_THE PROBLEM:_ All entries should be output exactly as they stand.

Dataset records:

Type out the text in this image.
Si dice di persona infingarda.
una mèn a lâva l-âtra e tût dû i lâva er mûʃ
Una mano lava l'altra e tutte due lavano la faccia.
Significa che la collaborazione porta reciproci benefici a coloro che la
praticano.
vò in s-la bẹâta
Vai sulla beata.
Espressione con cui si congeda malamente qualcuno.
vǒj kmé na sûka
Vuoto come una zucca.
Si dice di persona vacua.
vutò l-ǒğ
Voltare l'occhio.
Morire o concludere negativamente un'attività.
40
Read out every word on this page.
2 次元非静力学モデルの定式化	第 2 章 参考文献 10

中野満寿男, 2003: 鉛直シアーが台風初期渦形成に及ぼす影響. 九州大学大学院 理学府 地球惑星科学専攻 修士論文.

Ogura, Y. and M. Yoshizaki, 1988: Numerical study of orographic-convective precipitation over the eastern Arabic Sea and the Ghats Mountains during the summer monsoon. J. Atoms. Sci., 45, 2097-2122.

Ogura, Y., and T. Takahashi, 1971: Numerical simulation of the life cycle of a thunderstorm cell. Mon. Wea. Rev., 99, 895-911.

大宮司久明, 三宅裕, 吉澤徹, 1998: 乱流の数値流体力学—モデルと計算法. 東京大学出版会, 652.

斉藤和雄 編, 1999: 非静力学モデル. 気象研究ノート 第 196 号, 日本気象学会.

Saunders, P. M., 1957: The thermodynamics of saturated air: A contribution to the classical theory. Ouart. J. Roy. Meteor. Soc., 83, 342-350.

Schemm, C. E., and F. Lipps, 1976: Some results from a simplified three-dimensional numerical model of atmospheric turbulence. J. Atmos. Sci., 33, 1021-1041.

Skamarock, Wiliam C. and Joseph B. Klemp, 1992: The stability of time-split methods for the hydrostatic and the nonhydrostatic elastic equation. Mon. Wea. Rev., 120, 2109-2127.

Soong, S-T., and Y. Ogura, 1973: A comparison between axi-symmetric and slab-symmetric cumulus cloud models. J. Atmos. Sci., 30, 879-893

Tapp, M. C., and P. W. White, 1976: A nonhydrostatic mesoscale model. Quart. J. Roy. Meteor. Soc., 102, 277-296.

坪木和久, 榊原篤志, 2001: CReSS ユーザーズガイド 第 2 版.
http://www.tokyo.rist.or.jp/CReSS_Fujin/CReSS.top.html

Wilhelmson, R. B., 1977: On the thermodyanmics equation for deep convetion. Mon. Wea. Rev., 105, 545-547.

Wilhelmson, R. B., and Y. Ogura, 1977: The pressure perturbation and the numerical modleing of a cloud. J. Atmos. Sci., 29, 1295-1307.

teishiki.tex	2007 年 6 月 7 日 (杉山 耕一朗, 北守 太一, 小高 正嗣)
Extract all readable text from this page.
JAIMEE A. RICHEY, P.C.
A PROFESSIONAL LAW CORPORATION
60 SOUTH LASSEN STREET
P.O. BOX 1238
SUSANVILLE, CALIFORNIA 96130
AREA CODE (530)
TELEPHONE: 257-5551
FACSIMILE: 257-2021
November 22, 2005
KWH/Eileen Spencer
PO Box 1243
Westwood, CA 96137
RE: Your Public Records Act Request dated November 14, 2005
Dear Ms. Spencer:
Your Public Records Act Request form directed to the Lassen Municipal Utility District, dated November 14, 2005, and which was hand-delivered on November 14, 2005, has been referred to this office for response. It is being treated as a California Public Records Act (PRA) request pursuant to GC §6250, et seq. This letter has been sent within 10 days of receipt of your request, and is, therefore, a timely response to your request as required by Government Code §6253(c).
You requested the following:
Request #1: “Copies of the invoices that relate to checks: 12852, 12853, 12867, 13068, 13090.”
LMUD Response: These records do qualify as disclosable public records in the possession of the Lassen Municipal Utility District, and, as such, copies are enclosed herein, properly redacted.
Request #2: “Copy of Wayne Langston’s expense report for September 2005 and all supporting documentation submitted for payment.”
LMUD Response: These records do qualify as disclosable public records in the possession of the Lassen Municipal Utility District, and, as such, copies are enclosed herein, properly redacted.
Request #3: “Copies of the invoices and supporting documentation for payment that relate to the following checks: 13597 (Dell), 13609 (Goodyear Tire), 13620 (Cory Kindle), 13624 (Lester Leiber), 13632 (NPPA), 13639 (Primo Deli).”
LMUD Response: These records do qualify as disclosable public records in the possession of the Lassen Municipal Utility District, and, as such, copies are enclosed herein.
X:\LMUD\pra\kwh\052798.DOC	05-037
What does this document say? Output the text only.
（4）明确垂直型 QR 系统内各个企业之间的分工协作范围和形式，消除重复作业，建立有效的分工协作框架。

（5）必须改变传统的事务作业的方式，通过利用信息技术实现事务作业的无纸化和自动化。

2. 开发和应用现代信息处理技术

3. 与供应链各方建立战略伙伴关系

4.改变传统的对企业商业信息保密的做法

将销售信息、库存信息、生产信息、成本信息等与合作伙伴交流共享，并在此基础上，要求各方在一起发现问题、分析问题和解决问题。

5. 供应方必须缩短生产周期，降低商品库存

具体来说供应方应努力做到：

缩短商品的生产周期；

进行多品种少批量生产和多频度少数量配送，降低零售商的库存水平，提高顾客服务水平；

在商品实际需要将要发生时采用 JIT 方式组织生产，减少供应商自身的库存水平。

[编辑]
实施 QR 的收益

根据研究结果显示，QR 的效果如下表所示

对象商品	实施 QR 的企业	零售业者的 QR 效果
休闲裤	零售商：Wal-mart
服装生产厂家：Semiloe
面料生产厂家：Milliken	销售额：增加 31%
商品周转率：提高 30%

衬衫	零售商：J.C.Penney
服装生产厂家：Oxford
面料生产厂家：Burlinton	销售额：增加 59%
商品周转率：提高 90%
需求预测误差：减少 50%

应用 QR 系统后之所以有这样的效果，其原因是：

_CORRECT OUTPUT:_
Type out the text in this image.
Si dice di persona infingarda.
una mèn a lâva l-âtra e tût dû i lâva er mûʃ
Una mano lava l'altra e tutte due lavano la faccia.
Significa che la collaborazione porta reciproci benefici a coloro che la
praticano.
vò in s-la bẹâta
Vai sulla beata.
Espressione con cui si congeda malamente qualcuno.
vǒj kmé na sûka
Vuoto come una zucca.
Si dice di persona vacua.
vutò l-ǒğ
Voltare l'occhio.
Morire o concludere negativamente un'attività.
40
Read out every word on this page.
2 次元非静力学モデルの定式化	第 2 章 参考文献 10

中野満寿男, 2003: 鉛直シアーが台風初期渦形成に及ぼす影響. 九州大学大学院 理学府 地球惑星科学専攻 修士論文.

Ogura, Y. and M. Yoshizaki, 1988: Numerical study of orographic-convective precipitation over the eastern Arabic Sea and the Ghats Mountains during the summer monsoon. J. Atoms. Sci., 45, 2097-2122.

Ogura, Y., and T. Takahashi, 1971: Numerical simulation of the life cycle of a thunderstorm cell. Mon. Wea. Rev., 99, 895-911.

大宮司久明, 三宅裕, 吉澤徹, 1998: 乱流の数値流体力学—モデルと計算法. 東京大学出版会, 652.

斉藤和雄 編, 1999: 非静力学モデル. 気象研究ノート 第 196 号, 日本気象学会.

Saunders, P. M., 1957: The thermodynamics of saturated air: A contribution to the classical theory. Ouart. J. Roy. Meteor. Soc., 83, 342-350.

Schemm, C. E., and F. Lipps, 1976: Some results from a simplified three-dimensional numerical model of atmospheric turbulence. J. Atmos. Sci., 33, 1021-1041.

Skamarock, Wiliam C. and Joseph B. Klemp, 1992: The stability of time-split methods for the hydrostatic and the nonhydrostatic elastic equation. Mon. Wea. Rev., 120, 2109-2127.

Soong, S-T., and Y. Ogura, 1973: A comparison between axi-symmetric and slab-symmetric cumulus cloud models. J. Atmos. Sci., 30, 879-893

Tapp, M. C., and P. W. White, 1976: A nonhydrostatic mesoscale model. Quart. J. Roy. Meteor. Soc., 102, 277-296.

坪木和久, 榊原篤志, 2001: CReSS ユーザーズガイド 第 2 版.
http://www.tokyo.rist.or.jp/CReSS_Fujin/CReSS.top.html

Wilhelmson, R. B., 1977: On the thermodyanmics equation for deep convetion. Mon. Wea. Rev., 105, 545-547.

Wilhelmson, R. B., and Y. Ogura, 1977: The pressure perturbation and the numerical modleing of a cloud. J. Atmos. Sci., 29, 1295-1307.

teishiki.tex	2007 年 6 月 7 日 (杉山 耕一朗, 北守 太一, 小高 正嗣)
Extract all readable text from this page.
JAIMEE A. RICHEY, P.C.
A PROFESSIONAL LAW CORPORATION
60 SOUTH LASSEN STREET
P.O. BOX 1238
SUSANVILLE, CALIFORNIA 96130
AREA CODE (530)
TELEPHONE: 257-5551
FACSIMILE: 257-2021
November 22, 2005
KWH/Eileen Spencer
PO Box 1243
Westwood, CA 96137
RE: Your Public Records Act Request dated November 14, 2005
Dear Ms. Spencer:
Your Public Records Act Request form directed to the Lassen Municipal Utility District, dated November 14, 2005, and which was hand-delivered on November 14, 2005, has been referred to this office for response. It is being treated as a California Public Records Act (PRA) request pursuant to GC §6250, et seq. This letter has been sent within 10 days of receipt of your request, and is, therefore, a timely response to your request as required by Government Code §6253(c).
You requested the following:
Request #1: “Copies of the invoices that relate to checks: 12852, 12853, 12867, 13068, 13090.”
LMUD Response: These records do qualify as disclosable public records in the possession of the Lassen Municipal Utility District, and, as such, copies are enclosed herein, properly redacted.
Request #2: “Copy of Wayne Langston’s expense report for September 2005 and all supporting documentation submitted for payment.”
LMUD Response: These records do qualify as disclosable public records in the possession of the Lassen Municipal Utility District, and, as such, copies are enclosed herein, properly redacted.
Request #3: “Copies of the invoices and supporting documentation for payment that relate to the following checks: 13597 (Dell), 13609 (Goodyear Tire), 13620 (Cory Kindle), 13624 (Lester Leiber), 13632 (NPPA), 13639 (Primo Deli).”
LMUD Response: These records do qualify as disclosable public records in the possession of the Lassen Municipal Utility District, and, as such, copies are enclosed herein.
X:\LMUD\pra\kwh\052798.DOC	05-037
What does this document say? Output the text only.
（4）明确垂直型 QR 系统内各个企业之间的分工协作范围和形式，消除重复作业，建立有效的分工协作框架。

（5）必须改变传统的事务作业的方式，通过利用信息技术实现事务作业的无纸化和自动化。

2. 开发和应用现代信息处理技术

3. 与供应链各方建立战略伙伴关系

4.改变传统的对企业商业信息保密的做法

将销售信息、库存信息、生产信息、成本信息等与合作伙伴交流共享，并在此基础上，要求各方在一起发现问题、分析问题和解决问题。

5. 供应方必须缩短生产周期，降低商品库存

具体来说供应方应努力做到：

缩短商品的生产周期；

进行多品种少批量生产和多频度少数量配送，降低零售商的库存水平，提高顾客服务水平；

在商品实际需要将要发生时采用 JIT 方式组织生产，减少供应商自身的库存水平。

[编辑]
实施 QR 的收益

根据研究结果显示，QR 的效果如下表所示

对象商品	实施 QR 的企业	零售业者的 QR 效果
休闲裤	零售商：Wal-mart
服装生产厂家：Semiloe
面料生产厂家：Milliken	销售额：增加 31%
商品周转率：提高 30%

衬衫	零售商：J.C.Penney
服装生产厂家：Oxford
面料生产厂家：Burlinton	销售额：增加 59%
商品周转率：提高 90%
需求预测误差：减少 50%

应用 QR 系统后之所以有这样的效果，其原因是：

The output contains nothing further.